**COMPITO BREVE A:** Trascriva fedelmente il passo del testo sul procedimento per la dichiarazione di fallimento compreso tra "I termini di" e "degli stessi (5).", estremi inclusi.
**COMPITO BREVE B:** Secondo il testo sul procedimento per la dichiarazione di fallimento, entro quale limite di tempo dal deposito del ricorso deve essere fissata l'udienza?
**COMPITO BREVE C:** In base al testo sul procedimento per la dichiarazione di fallimento, spieghi per quale ragione il presidente del tribunale può abbreviare i termini di cui al terzo e quarto comma e con quale atto lo fa.

─── TESTO DI LETTURA ───

Il tribunale convoca, con decreto apposto in calce al ricorso, il debitore ed i creditori istanti (2) per il fallimento; nel procedimento interviene il pubblico ministero che ha assunto l'iniziativa per la dichiarazione di fallimento.

Il decreto di convocazione è sottoscritto dal presidente del tribunale o dal giudice relatore se vi è delega alla trattazione del procedimento ai sensi del sesto comma. Il ricorso e il decreto devono essere notificati, a cura della cancelleria, all'indirizzo di posta elettronica certificata del debitore risultante dal registro delle imprese ovvero dall'Indice nazionale degli indirizzi di posta elettronica certificata delle imprese e dei professionisti. L'esito della comunicazione è trasmesso, con modalità automatica, all'indirizzo di posta elettronica certificata del ricorrente. Quando, per qualsiasi ragione, la notificazione non risulta possibile o non ha esito positivo, la notifica, a cura del ricorrente, del ricorso e del decreto si esegue esclusivamente di persona a norma dell'articolo 107, primo comma, del decreto del Presidente della Repubblica 15 dicembre 1959, n. 1229, presso la sede risultante dal registro delle imprese. Quando la notificazione non può essere compiuta con queste modalità, si esegue con il deposito dell'atto nella casa comunale della sede che risulta iscritta nel registro delle imprese e si perfeziona nel momento del deposito stesso. L'udienza è fissata non oltre quarantacinque giorni dal deposito del ricorso e tra la data della comunicazione o notificazione e quella dell'udienza deve intercorrere un termine non inferiore a quindici giorni (3).

Il decreto contiene l'indicazione che il procedimento è volto all'accertamento dei presupposti per la dichiarazione di fallimento e fissa un termine non inferiore a sette giorni prima dell'udienza per la presentazione di memorie e il deposito di documenti e relazioni tecniche. In ogni caso, il tribunale dispone che l'imprenditore depositi i bilanci relativi agli ultimi tre esercizi, nonché una situazione patrimoniale, economica e finanziaria aggiornata; può richiedere eventuali informazioni urgenti (4).

I termini di cui al terzo e quarto comma possono essere abbreviati dal presidente del tribunale, con decreto motivato, se ricorrono particolari ragioni di urgenza. In tali casi, il presidente del tribunale può disporre che il ricorso e il decreto di fissazione dell'udienza siano portati a conoscenza delle parti con ogni mezzo idoneo, omessa ogni formalità non indispensabile alla conoscibilità degli stessi (5).

─── DATI REGISTRATI ───

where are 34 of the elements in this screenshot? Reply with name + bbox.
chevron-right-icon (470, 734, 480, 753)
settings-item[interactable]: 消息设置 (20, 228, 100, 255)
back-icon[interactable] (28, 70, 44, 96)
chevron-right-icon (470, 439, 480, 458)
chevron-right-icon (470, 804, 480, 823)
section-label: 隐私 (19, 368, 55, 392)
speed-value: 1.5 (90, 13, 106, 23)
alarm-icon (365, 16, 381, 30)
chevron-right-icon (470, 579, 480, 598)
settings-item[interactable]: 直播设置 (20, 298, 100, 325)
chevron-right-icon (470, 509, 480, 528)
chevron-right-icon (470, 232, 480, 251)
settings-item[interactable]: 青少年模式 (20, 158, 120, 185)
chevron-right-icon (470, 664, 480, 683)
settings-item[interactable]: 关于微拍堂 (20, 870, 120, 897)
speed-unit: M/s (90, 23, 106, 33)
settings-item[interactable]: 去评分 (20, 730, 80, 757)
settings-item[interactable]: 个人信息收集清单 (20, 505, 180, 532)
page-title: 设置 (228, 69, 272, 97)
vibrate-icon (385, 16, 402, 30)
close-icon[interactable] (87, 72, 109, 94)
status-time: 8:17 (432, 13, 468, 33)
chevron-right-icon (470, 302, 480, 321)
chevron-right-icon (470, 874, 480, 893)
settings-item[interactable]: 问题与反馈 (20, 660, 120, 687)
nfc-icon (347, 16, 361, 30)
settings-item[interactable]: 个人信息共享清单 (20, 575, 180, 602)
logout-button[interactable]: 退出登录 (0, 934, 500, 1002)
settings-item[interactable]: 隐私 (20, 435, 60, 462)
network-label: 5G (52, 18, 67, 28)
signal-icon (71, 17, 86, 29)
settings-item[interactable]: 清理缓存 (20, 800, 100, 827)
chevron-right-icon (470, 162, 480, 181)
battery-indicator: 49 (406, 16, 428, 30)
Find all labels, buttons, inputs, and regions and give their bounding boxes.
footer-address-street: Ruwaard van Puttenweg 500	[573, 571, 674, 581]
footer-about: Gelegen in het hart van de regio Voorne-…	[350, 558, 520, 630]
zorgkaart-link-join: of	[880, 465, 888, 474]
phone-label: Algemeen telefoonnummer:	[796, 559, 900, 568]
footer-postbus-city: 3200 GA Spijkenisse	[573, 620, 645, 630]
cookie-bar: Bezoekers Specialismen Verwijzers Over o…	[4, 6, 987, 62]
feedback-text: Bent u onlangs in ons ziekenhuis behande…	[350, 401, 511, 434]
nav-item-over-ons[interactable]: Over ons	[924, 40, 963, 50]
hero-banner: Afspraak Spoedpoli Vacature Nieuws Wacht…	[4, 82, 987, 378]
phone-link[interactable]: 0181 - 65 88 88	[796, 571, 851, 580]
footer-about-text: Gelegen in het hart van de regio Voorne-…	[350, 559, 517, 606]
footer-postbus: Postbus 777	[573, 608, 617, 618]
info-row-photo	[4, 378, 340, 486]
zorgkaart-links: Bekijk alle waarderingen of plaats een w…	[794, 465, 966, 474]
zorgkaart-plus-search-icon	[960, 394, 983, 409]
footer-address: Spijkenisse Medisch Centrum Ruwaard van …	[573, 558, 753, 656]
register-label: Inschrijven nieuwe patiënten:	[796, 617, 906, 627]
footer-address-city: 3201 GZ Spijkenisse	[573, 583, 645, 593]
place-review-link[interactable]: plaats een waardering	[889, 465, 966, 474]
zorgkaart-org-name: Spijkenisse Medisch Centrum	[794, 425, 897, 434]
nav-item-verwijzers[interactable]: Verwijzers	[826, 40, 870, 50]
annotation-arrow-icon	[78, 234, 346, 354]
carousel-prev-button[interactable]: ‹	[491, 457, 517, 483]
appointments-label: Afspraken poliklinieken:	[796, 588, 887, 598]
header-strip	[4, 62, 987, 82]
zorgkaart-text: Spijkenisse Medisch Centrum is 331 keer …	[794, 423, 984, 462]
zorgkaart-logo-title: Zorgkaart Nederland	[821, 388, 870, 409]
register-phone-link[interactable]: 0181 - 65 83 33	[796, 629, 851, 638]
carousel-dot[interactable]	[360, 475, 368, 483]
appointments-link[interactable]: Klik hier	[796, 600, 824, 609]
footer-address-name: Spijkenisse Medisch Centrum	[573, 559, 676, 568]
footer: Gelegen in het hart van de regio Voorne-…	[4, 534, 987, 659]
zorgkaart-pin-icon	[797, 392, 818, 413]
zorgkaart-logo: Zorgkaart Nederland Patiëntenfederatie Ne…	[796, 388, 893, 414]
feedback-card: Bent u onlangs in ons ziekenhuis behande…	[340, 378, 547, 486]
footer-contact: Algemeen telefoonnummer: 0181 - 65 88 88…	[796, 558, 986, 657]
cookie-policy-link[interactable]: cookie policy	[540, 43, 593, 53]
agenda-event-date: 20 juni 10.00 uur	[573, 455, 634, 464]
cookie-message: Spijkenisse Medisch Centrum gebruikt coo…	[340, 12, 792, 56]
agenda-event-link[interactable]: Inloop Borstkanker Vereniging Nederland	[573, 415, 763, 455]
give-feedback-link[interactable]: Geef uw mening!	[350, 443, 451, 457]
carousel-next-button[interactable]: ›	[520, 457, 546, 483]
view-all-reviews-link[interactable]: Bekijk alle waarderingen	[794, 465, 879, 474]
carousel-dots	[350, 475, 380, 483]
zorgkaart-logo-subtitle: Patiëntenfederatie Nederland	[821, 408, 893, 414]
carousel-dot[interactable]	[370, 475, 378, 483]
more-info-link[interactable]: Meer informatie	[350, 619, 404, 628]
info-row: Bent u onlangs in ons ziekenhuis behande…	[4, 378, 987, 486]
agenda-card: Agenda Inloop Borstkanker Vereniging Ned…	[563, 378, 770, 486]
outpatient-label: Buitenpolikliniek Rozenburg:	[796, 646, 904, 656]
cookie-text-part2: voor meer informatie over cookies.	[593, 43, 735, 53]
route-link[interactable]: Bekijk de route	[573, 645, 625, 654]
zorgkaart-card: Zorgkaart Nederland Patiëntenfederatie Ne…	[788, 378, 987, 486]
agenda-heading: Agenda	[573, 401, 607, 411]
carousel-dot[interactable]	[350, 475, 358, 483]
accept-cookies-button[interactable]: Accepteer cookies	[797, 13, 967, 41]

───

**RISULTATO ATTESO A:**
I termini di cui al terzo e quarto comma possono essere abbreviati dal presidente del tribunale, con decreto motivato, se ricorrono particolari ragioni di urgenza. In tali casi, il presidente del tribunale può disporre che il ricorso e il decreto di fissazione dell'udienza siano portati a conoscenza delle parti con ogni mezzo idoneo, omessa ogni formalità non indispensabile alla conoscibilità degli stessi (5).

**RISULTATO ATTESO B:** Non oltre quarantacinque giorni dal deposito del ricorso.

**RISULTATO ATTESO C:** Il presidente del tribunale può abbreviare tali termini se ricorrono particolari ragioni di urgenza, e lo fa con decreto motivato. In questi casi può inoltre disporre che il ricorso e il decreto di fissazione dell'udienza siano portati a conoscenza delle parti con ogni mezzo idoneo, omessa ogni formalità non indispensabile alla loro conoscibilità.